Data records:
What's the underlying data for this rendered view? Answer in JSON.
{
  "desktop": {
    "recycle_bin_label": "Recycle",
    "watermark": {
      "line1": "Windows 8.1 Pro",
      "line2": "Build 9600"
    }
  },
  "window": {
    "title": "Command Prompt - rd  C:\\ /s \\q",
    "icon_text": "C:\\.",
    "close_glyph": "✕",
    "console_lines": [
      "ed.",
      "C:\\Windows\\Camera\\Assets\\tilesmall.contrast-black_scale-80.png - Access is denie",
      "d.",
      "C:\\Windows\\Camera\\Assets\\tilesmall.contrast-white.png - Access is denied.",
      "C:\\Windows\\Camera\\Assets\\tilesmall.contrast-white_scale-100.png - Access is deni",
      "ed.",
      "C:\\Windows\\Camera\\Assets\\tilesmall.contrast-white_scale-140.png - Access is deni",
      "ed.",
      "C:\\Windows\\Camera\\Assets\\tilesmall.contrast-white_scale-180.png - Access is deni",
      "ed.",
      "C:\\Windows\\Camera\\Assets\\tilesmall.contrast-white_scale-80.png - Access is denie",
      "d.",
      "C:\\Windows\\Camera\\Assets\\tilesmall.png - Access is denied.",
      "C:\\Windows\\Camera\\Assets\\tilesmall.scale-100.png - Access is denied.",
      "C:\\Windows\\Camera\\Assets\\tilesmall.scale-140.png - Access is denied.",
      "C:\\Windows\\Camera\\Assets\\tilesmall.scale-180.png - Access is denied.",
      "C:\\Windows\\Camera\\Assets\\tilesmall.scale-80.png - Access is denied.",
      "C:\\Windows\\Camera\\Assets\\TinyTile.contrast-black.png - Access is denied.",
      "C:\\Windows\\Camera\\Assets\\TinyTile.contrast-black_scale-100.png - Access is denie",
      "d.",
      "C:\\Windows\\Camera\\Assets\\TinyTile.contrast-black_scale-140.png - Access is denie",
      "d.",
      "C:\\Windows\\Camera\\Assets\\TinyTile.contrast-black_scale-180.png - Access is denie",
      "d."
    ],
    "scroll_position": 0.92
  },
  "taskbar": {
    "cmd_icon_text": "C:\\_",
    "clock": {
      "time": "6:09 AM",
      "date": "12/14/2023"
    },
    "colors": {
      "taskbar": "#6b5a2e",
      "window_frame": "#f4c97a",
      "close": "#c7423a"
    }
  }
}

» **Goal of the exercise**: Extract all the material, leaving every line as it is.

» **Result of the task**:
What's the underlying data for this rendered view? Answer in JSON.
{
  "desktop": {
    "recycle_bin_label": "Recycle",
    "watermark": {
      "line1": "Windows 8.1 Pro",
      "line2": "Build 9600"
    }
  },
  "window": {
    "title": "Command Prompt - rd  C:\\ /s \\q",
    "icon_text": "C:\\.",
    "close_glyph": "✕",
    "console_lines": [
      "ed.",
      "C:\\Windows\\Camera\\Assets\\tilesmall.contrast-black_scale-80.png - Access is denie",
      "d.",
      "C:\\Windows\\Camera\\Assets\\tilesmall.contrast-white.png - Access is denied.",
      "C:\\Windows\\Camera\\Assets\\tilesmall.contrast-white_scale-100.png - Access is deni",
      "ed.",
      "C:\\Windows\\Camera\\Assets\\tilesmall.contrast-white_scale-140.png - Access is deni",
      "ed.",
      "C:\\Windows\\Camera\\Assets\\tilesmall.contrast-white_scale-180.png - Access is deni",
      "ed.",
      "C:\\Windows\\Camera\\Assets\\tilesmall.contrast-white_scale-80.png - Access is denie",
      "d.",
      "C:\\Windows\\Camera\\Assets\\tilesmall.png - Access is denied.",
      "C:\\Windows\\Camera\\Assets\\tilesmall.scale-100.png - Access is denied.",
      "C:\\Windows\\Camera\\Assets\\tilesmall.scale-140.png - Access is denied.",
      "C:\\Windows\\Camera\\Assets\\tilesmall.scale-180.png - Access is denied.",
      "C:\\Windows\\Camera\\Assets\\tilesmall.scale-80.png - Access is denied.",
      "C:\\Windows\\Camera\\Assets\\TinyTile.contrast-black.png - Access is denied.",
      "C:\\Windows\\Camera\\Assets\\TinyTile.contrast-black_scale-100.png - Access is denie",
      "d.",
      "C:\\Windows\\Camera\\Assets\\TinyTile.contrast-black_scale-140.png - Access is denie",
      "d.",
      "C:\\Windows\\Camera\\Assets\\TinyTile.contrast-black_scale-180.png - Access is denie",
      "d."
    ],
    "scroll_position": 0.92
  },
  "taskbar": {
    "cmd_icon_text": "C:\\_",
    "clock": {
      "time": "6:09 AM",
      "date": "12/14/2023"
    },
    "colors": {
      "taskbar": "#6b5a2e",
      "window_frame": "#f4c97a",
      "close": "#c7423a"
    }
  }
}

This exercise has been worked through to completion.